## Direction
Without omitting anything, return the records precisely as given.
-- Start --
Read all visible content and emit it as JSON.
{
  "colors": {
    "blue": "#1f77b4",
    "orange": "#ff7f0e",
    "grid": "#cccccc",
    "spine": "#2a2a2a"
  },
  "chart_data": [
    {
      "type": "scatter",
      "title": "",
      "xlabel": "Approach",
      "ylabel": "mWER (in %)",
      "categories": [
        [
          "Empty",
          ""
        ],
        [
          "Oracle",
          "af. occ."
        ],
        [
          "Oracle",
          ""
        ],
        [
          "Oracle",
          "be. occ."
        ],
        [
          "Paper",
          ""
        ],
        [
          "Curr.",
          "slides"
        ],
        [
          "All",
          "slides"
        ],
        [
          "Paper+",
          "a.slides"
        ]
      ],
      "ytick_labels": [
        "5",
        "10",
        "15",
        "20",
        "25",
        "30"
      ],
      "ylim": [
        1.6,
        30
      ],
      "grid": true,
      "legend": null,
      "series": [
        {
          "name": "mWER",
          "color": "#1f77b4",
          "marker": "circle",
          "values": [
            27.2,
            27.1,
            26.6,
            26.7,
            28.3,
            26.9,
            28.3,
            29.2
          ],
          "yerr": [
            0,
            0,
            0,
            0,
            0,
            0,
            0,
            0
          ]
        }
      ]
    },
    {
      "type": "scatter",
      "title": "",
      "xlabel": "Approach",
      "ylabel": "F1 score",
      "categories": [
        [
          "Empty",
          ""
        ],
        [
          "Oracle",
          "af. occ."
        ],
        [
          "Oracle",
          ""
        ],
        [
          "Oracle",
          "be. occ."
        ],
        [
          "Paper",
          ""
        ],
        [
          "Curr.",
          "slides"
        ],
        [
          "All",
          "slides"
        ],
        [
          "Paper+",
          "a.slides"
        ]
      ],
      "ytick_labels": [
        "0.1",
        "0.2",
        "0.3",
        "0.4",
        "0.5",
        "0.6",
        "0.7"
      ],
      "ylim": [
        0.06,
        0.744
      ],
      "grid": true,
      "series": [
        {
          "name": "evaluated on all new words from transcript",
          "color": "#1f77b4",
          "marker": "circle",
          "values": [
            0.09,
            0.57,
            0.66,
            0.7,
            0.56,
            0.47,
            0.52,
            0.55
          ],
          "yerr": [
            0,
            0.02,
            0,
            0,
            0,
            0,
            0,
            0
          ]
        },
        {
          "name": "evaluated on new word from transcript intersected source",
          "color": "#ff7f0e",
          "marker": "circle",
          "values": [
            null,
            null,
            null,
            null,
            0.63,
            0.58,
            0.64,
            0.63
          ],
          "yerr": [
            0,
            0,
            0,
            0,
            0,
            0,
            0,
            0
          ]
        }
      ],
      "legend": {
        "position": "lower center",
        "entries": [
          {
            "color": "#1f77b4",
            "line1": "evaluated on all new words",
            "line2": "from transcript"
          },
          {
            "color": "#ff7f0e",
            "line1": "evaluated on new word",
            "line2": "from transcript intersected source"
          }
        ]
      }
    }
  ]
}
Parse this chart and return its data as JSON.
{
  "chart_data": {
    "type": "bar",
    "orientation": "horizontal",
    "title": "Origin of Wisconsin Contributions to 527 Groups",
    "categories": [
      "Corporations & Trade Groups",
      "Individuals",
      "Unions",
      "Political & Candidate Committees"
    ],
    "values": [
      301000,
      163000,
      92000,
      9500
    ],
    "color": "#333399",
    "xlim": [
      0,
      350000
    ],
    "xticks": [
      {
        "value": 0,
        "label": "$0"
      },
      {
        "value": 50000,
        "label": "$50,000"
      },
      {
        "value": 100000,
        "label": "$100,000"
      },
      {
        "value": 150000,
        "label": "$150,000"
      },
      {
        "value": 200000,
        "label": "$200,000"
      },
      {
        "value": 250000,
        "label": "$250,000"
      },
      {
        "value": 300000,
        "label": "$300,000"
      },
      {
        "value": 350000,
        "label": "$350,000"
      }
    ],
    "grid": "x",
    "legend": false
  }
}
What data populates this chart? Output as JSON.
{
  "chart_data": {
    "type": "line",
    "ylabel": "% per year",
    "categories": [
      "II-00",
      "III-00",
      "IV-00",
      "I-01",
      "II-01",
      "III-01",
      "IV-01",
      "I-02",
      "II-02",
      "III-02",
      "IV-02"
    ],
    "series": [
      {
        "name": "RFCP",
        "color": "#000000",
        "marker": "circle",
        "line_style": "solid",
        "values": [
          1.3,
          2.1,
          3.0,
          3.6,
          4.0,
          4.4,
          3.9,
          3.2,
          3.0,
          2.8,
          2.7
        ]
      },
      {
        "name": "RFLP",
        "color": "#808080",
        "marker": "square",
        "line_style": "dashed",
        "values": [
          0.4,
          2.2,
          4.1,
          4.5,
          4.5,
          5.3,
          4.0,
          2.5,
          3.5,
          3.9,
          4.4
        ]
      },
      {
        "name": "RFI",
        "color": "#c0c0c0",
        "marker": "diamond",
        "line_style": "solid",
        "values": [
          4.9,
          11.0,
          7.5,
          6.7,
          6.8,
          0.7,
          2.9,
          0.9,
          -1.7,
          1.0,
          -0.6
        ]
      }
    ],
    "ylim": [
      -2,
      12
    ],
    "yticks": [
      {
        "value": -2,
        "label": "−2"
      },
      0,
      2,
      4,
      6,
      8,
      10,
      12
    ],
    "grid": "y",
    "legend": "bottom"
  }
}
-- End --
## Exercise output
Read all visible content and emit it as JSON.
{
  "colors": {
    "blue": "#1f77b4",
    "orange": "#ff7f0e",
    "grid": "#cccccc",
    "spine": "#2a2a2a"
  },
  "chart_data": [
    {
      "type": "scatter",
      "title": "",
      "xlabel": "Approach",
      "ylabel": "mWER (in %)",
      "categories": [
        [
          "Empty",
          ""
        ],
        [
          "Oracle",
          "af. occ."
        ],
        [
          "Oracle",
          ""
        ],
        [
          "Oracle",
          "be. occ."
        ],
        [
          "Paper",
          ""
        ],
        [
          "Curr.",
          "slides"
        ],
        [
          "All",
          "slides"
        ],
        [
          "Paper+",
          "a.slides"
        ]
      ],
      "ytick_labels": [
        "5",
        "10",
        "15",
        "20",
        "25",
        "30"
      ],
      "ylim": [
        1.6,
        30
      ],
      "grid": true,
      "legend": null,
      "series": [
        {
          "name": "mWER",
          "color": "#1f77b4",
          "marker": "circle",
          "values": [
            27.2,
            27.1,
            26.6,
            26.7,
            28.3,
            26.9,
            28.3,
            29.2
          ],
          "yerr": [
            0,
            0,
            0,
            0,
            0,
            0,
            0,
            0
          ]
        }
      ]
    },
    {
      "type": "scatter",
      "title": "",
      "xlabel": "Approach",
      "ylabel": "F1 score",
      "categories": [
        [
          "Empty",
          ""
        ],
        [
          "Oracle",
          "af. occ."
        ],
        [
          "Oracle",
          ""
        ],
        [
          "Oracle",
          "be. occ."
        ],
        [
          "Paper",
          ""
        ],
        [
          "Curr.",
          "slides"
        ],
        [
          "All",
          "slides"
        ],
        [
          "Paper+",
          "a.slides"
        ]
      ],
      "ytick_labels": [
        "0.1",
        "0.2",
        "0.3",
        "0.4",
        "0.5",
        "0.6",
        "0.7"
      ],
      "ylim": [
        0.06,
        0.744
      ],
      "grid": true,
      "series": [
        {
          "name": "evaluated on all new words from transcript",
          "color": "#1f77b4",
          "marker": "circle",
          "values": [
            0.09,
            0.57,
            0.66,
            0.7,
            0.56,
            0.47,
            0.52,
            0.55
          ],
          "yerr": [
            0,
            0.02,
            0,
            0,
            0,
            0,
            0,
            0
          ]
        },
        {
          "name": "evaluated on new word from transcript intersected source",
          "color": "#ff7f0e",
          "marker": "circle",
          "values": [
            null,
            null,
            null,
            null,
            0.63,
            0.58,
            0.64,
            0.63
          ],
          "yerr": [
            0,
            0,
            0,
            0,
            0,
            0,
            0,
            0
          ]
        }
      ],
      "legend": {
        "position": "lower center",
        "entries": [
          {
            "color": "#1f77b4",
            "line1": "evaluated on all new words",
            "line2": "from transcript"
          },
          {
            "color": "#ff7f0e",
            "line1": "evaluated on new word",
            "line2": "from transcript intersected source"
          }
        ]
      }
    }
  ]
}
Parse this chart and return its data as JSON.
{
  "chart_data": {
    "type": "bar",
    "orientation": "horizontal",
    "title": "Origin of Wisconsin Contributions to 527 Groups",
    "categories": [
      "Corporations & Trade Groups",
      "Individuals",
      "Unions",
      "Political & Candidate Committees"
    ],
    "values": [
      301000,
      163000,
      92000,
      9500
    ],
    "color": "#333399",
    "xlim": [
      0,
      350000
    ],
    "xticks": [
      {
        "value": 0,
        "label": "$0"
      },
      {
        "value": 50000,
        "label": "$50,000"
      },
      {
        "value": 100000,
        "label": "$100,000"
      },
      {
        "value": 150000,
        "label": "$150,000"
      },
      {
        "value": 200000,
        "label": "$200,000"
      },
      {
        "value": 250000,
        "label": "$250,000"
      },
      {
        "value": 300000,
        "label": "$300,000"
      },
      {
        "value": 350000,
        "label": "$350,000"
      }
    ],
    "grid": "x",
    "legend": false
  }
}
What data populates this chart? Output as JSON.
{
  "chart_data": {
    "type": "line",
    "ylabel": "% per year",
    "categories": [
      "II-00",
      "III-00",
      "IV-00",
      "I-01",
      "II-01",
      "III-01",
      "IV-01",
      "I-02",
      "II-02",
      "III-02",
      "IV-02"
    ],
    "series": [
      {
        "name": "RFCP",
        "color": "#000000",
        "marker": "circle",
        "line_style": "solid",
        "values": [
          1.3,
          2.1,
          3.0,
          3.6,
          4.0,
          4.4,
          3.9,
          3.2,
          3.0,
          2.8,
          2.7
        ]
      },
      {
        "name": "RFLP",
        "color": "#808080",
        "marker": "square",
        "line_style": "dashed",
        "values": [
          0.4,
          2.2,
          4.1,
          4.5,
          4.5,
          5.3,
          4.0,
          2.5,
          3.5,
          3.9,
          4.4
        ]
      },
      {
        "name": "RFI",
        "color": "#c0c0c0",
        "marker": "diamond",
        "line_style": "solid",
        "values": [
          4.9,
          11.0,
          7.5,
          6.7,
          6.8,
          0.7,
          2.9,
          0.9,
          -1.7,
          1.0,
          -0.6
        ]
      }
    ],
    "ylim": [
      -2,
      12
    ],
    "yticks": [
      {
        "value": -2,
        "label": "−2"
      },
      0,
      2,
      4,
      6,
      8,
      10,
      12
    ],
    "grid": "y",
    "legend": "bottom"
  }
}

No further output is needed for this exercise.